--- START STORED ROWS ---

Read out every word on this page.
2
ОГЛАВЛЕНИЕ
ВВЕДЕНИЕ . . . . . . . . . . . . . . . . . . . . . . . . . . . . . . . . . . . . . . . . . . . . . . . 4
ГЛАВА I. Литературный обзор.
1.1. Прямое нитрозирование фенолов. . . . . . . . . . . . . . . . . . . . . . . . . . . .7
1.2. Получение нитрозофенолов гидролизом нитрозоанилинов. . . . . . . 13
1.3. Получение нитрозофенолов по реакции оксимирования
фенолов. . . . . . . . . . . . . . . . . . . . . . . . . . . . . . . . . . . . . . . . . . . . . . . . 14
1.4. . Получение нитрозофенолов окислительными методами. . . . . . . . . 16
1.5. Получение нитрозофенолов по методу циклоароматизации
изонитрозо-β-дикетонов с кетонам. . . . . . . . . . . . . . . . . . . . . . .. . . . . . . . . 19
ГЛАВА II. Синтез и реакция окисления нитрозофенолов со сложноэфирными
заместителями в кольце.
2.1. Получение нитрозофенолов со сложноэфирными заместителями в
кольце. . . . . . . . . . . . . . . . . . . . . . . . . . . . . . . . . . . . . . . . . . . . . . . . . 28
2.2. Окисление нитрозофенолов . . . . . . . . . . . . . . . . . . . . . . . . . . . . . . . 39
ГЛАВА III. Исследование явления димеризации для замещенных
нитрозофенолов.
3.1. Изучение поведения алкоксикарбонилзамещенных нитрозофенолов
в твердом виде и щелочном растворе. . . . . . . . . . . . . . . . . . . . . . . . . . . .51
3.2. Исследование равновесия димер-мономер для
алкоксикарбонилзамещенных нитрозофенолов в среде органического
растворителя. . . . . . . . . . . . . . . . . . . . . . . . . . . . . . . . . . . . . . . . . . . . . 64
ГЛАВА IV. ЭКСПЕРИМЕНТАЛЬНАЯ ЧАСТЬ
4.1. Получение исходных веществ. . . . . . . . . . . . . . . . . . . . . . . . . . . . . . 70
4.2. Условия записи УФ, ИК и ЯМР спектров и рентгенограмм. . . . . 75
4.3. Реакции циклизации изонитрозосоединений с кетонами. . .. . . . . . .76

--- END STORED ROWS ---

Extract the complete listing above, reproducing each line exactly.

▸ EXERCISE SOLUTION:
Read out every word on this page.
2
ОГЛАВЛЕНИЕ
ВВЕДЕНИЕ . . . . . . . . . . . . . . . . . . . . . . . . . . . . . . . . . . . . . . . . . . . . . . . 4
ГЛАВА I. Литературный обзор.
1.1. Прямое нитрозирование фенолов. . . . . . . . . . . . . . . . . . . . . . . . . . . .7
1.2. Получение нитрозофенолов гидролизом нитрозоанилинов. . . . . . . 13
1.3. Получение нитрозофенолов по реакции оксимирования
фенолов. . . . . . . . . . . . . . . . . . . . . . . . . . . . . . . . . . . . . . . . . . . . . . . . 14
1.4. . Получение нитрозофенолов окислительными методами. . . . . . . . . 16
1.5. Получение нитрозофенолов по методу циклоароматизации
изонитрозо-β-дикетонов с кетонам. . . . . . . . . . . . . . . . . . . . . . .. . . . . . . . . 19
ГЛАВА II. Синтез и реакция окисления нитрозофенолов со сложноэфирными
заместителями в кольце.
2.1. Получение нитрозофенолов со сложноэфирными заместителями в
кольце. . . . . . . . . . . . . . . . . . . . . . . . . . . . . . . . . . . . . . . . . . . . . . . . . 28
2.2. Окисление нитрозофенолов . . . . . . . . . . . . . . . . . . . . . . . . . . . . . . . 39
ГЛАВА III. Исследование явления димеризации для замещенных
нитрозофенолов.
3.1. Изучение поведения алкоксикарбонилзамещенных нитрозофенолов
в твердом виде и щелочном растворе. . . . . . . . . . . . . . . . . . . . . . . . . . . .51
3.2. Исследование равновесия димер-мономер для
алкоксикарбонилзамещенных нитрозофенолов в среде органического
растворителя. . . . . . . . . . . . . . . . . . . . . . . . . . . . . . . . . . . . . . . . . . . . . 64
ГЛАВА IV. ЭКСПЕРИМЕНТАЛЬНАЯ ЧАСТЬ
4.1. Получение исходных веществ. . . . . . . . . . . . . . . . . . . . . . . . . . . . . . 70
4.2. Условия записи УФ, ИК и ЯМР спектров и рентгенограмм. . . . . 75
4.3. Реакции циклизации изонитрозосоединений с кетонами. . .. . . . . . .76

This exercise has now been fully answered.